### EXERCISE DESCRIPTION:
Can you print the data exactly and leave out each image?

### AVAILABLE RECORDS:
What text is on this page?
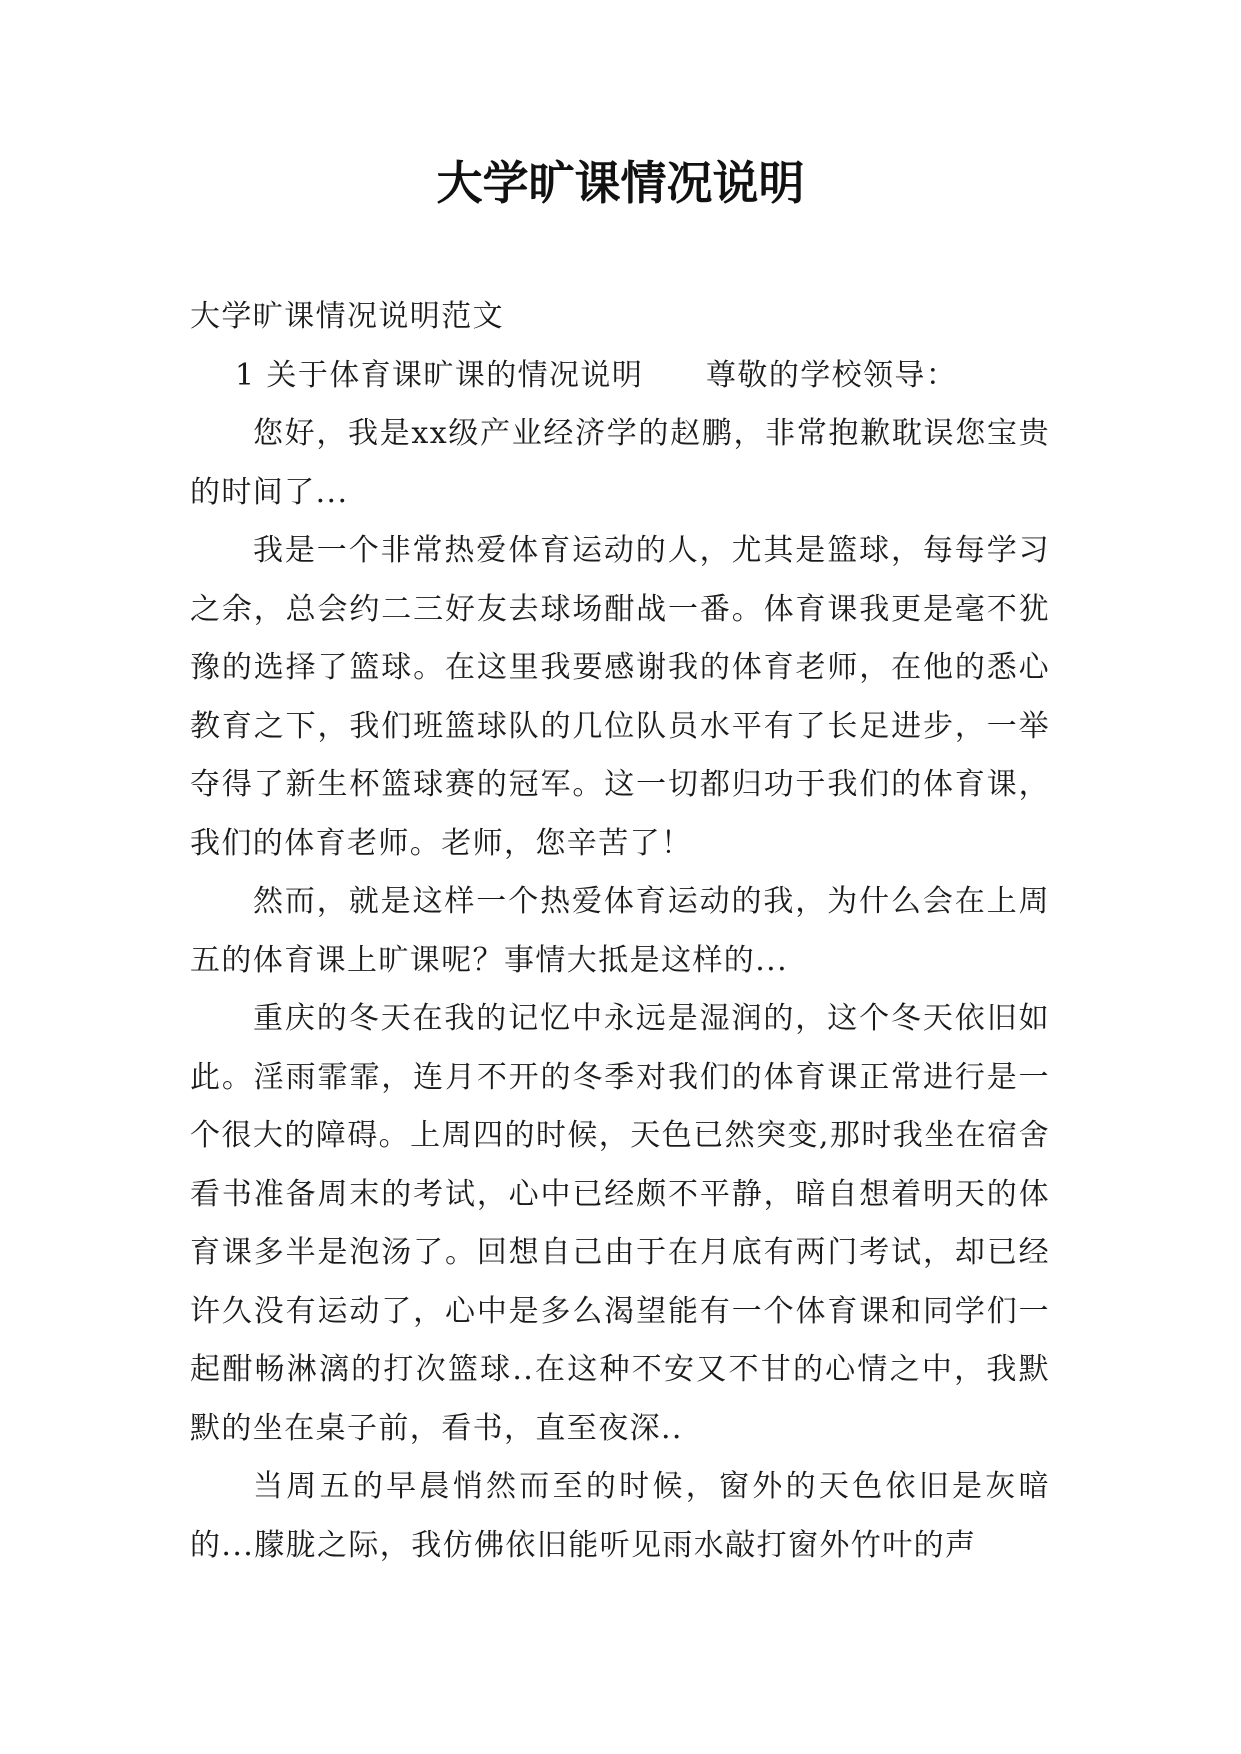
大学旷课情况说明

大学旷课情况说明范文

1 关于体育课旷课的情况说明　　尊敬的学校领导：

您好，我是xx级产业经济学的赵鹏，非常抱歉耽误您宝贵的时间了...

我是一个非常热爱体育运动的人，尤其是篮球，每每学习之余，总会约二三好友去球场酣战一番。体育课我更是毫不犹豫的选择了篮球。在这里我要感谢我的体育老师，在他的悉心教育之下，我们班篮球队的几位队员水平有了长足进步，一举夺得了新生杯篮球赛的冠军。这一切都归功于我们的体育课，我们的体育老师。老师，您辛苦了！

然而，就是这样一个热爱体育运动的我，为什么会在上周五的体育课上旷课呢？事情大抵是这样的...

重庆的冬天在我的记忆中永远是湿润的，这个冬天依旧如此。淫雨霏霏，连月不开的冬季对我们的体育课正常进行是一个很大的障碍。上周四的时候，天色已然突变,那时我坐在宿舍看书准备周末的考试，心中已经颇不平静，暗自想着明天的体育课多半是泡汤了。回想自己由于在月底有两门考试，却已经许久没有运动了，心中是多么渴望能有一个体育课和同学们一起酣畅淋漓的打次篮球..在这种不安又不甘的心情之中，我默默的坐在桌子前，看书，直至夜深..

当周五的早晨悄然而至的时候，窗外的天色依旧是灰暗的...朦胧之际，我仿佛依旧能听见雨水敲打窗外竹叶的声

### EXERCISE RESPONSE:
What text is on this page?
大学旷课情况说明

大学旷课情况说明范文

1 关于体育课旷课的情况说明　　尊敬的学校领导：

您好，我是xx级产业经济学的赵鹏，非常抱歉耽误您宝贵的时间了...

我是一个非常热爱体育运动的人，尤其是篮球，每每学习之余，总会约二三好友去球场酣战一番。体育课我更是毫不犹豫的选择了篮球。在这里我要感谢我的体育老师，在他的悉心教育之下，我们班篮球队的几位队员水平有了长足进步，一举夺得了新生杯篮球赛的冠军。这一切都归功于我们的体育课，我们的体育老师。老师，您辛苦了！

然而，就是这样一个热爱体育运动的我，为什么会在上周五的体育课上旷课呢？事情大抵是这样的...

重庆的冬天在我的记忆中永远是湿润的，这个冬天依旧如此。淫雨霏霏，连月不开的冬季对我们的体育课正常进行是一个很大的障碍。上周四的时候，天色已然突变,那时我坐在宿舍看书准备周末的考试，心中已经颇不平静，暗自想着明天的体育课多半是泡汤了。回想自己由于在月底有两门考试，却已经许久没有运动了，心中是多么渴望能有一个体育课和同学们一起酣畅淋漓的打次篮球..在这种不安又不甘的心情之中，我默默的坐在桌子前，看书，直至夜深..

当周五的早晨悄然而至的时候，窗外的天色依旧是灰暗的...朦胧之际，我仿佛依旧能听见雨水敲打窗外竹叶的声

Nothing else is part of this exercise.